Input:

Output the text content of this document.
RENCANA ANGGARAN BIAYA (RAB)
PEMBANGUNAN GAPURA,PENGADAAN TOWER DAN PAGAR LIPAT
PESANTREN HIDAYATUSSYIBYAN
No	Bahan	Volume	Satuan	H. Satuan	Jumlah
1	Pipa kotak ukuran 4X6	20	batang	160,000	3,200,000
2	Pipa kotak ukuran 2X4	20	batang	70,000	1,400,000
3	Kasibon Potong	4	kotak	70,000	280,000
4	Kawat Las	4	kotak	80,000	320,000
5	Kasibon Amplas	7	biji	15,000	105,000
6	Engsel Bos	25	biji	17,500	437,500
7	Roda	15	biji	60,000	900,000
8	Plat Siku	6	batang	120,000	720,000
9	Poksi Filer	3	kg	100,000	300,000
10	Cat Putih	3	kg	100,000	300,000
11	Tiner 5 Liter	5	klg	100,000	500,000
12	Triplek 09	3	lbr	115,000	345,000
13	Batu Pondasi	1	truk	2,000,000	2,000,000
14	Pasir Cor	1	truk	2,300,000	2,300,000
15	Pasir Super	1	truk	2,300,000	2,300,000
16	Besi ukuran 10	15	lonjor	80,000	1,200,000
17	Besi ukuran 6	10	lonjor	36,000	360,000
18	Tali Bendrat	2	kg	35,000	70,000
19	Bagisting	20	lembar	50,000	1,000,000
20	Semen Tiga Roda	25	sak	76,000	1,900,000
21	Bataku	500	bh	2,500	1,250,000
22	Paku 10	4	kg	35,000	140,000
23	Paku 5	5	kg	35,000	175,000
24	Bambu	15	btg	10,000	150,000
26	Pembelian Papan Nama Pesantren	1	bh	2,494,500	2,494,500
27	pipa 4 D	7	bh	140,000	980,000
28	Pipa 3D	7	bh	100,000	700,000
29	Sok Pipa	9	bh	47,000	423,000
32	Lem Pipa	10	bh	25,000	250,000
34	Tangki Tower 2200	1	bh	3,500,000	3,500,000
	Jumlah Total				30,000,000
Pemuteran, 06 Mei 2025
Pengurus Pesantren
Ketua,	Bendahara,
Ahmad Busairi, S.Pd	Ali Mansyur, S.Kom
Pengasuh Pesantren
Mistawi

Problem details:
Extract all of the data shown above and repeat it verbatim.

Output of the exercise:
Output the text content of this document.
RENCANA ANGGARAN BIAYA (RAB)
PEMBANGUNAN GAPURA,PENGADAAN TOWER DAN PAGAR LIPAT
PESANTREN HIDAYATUSSYIBYAN
No	Bahan	Volume	Satuan	H. Satuan	Jumlah
1	Pipa kotak ukuran 4X6	20	batang	160,000	3,200,000
2	Pipa kotak ukuran 2X4	20	batang	70,000	1,400,000
3	Kasibon Potong	4	kotak	70,000	280,000
4	Kawat Las	4	kotak	80,000	320,000
5	Kasibon Amplas	7	biji	15,000	105,000
6	Engsel Bos	25	biji	17,500	437,500
7	Roda	15	biji	60,000	900,000
8	Plat Siku	6	batang	120,000	720,000
9	Poksi Filer	3	kg	100,000	300,000
10	Cat Putih	3	kg	100,000	300,000
11	Tiner 5 Liter	5	klg	100,000	500,000
12	Triplek 09	3	lbr	115,000	345,000
13	Batu Pondasi	1	truk	2,000,000	2,000,000
14	Pasir Cor	1	truk	2,300,000	2,300,000
15	Pasir Super	1	truk	2,300,000	2,300,000
16	Besi ukuran 10	15	lonjor	80,000	1,200,000
17	Besi ukuran 6	10	lonjor	36,000	360,000
18	Tali Bendrat	2	kg	35,000	70,000
19	Bagisting	20	lembar	50,000	1,000,000
20	Semen Tiga Roda	25	sak	76,000	1,900,000
21	Bataku	500	bh	2,500	1,250,000
22	Paku 10	4	kg	35,000	140,000
23	Paku 5	5	kg	35,000	175,000
24	Bambu	15	btg	10,000	150,000
26	Pembelian Papan Nama Pesantren	1	bh	2,494,500	2,494,500
27	pipa 4 D	7	bh	140,000	980,000
28	Pipa 3D	7	bh	100,000	700,000
29	Sok Pipa	9	bh	47,000	423,000
32	Lem Pipa	10	bh	25,000	250,000
34	Tangki Tower 2200	1	bh	3,500,000	3,500,000
	Jumlah Total				30,000,000
Pemuteran, 06 Mei 2025
Pengurus Pesantren
Ketua,	Bendahara,
Ahmad Busairi, S.Pd	Ali Mansyur, S.Kom
Pengasuh Pesantren
Mistawi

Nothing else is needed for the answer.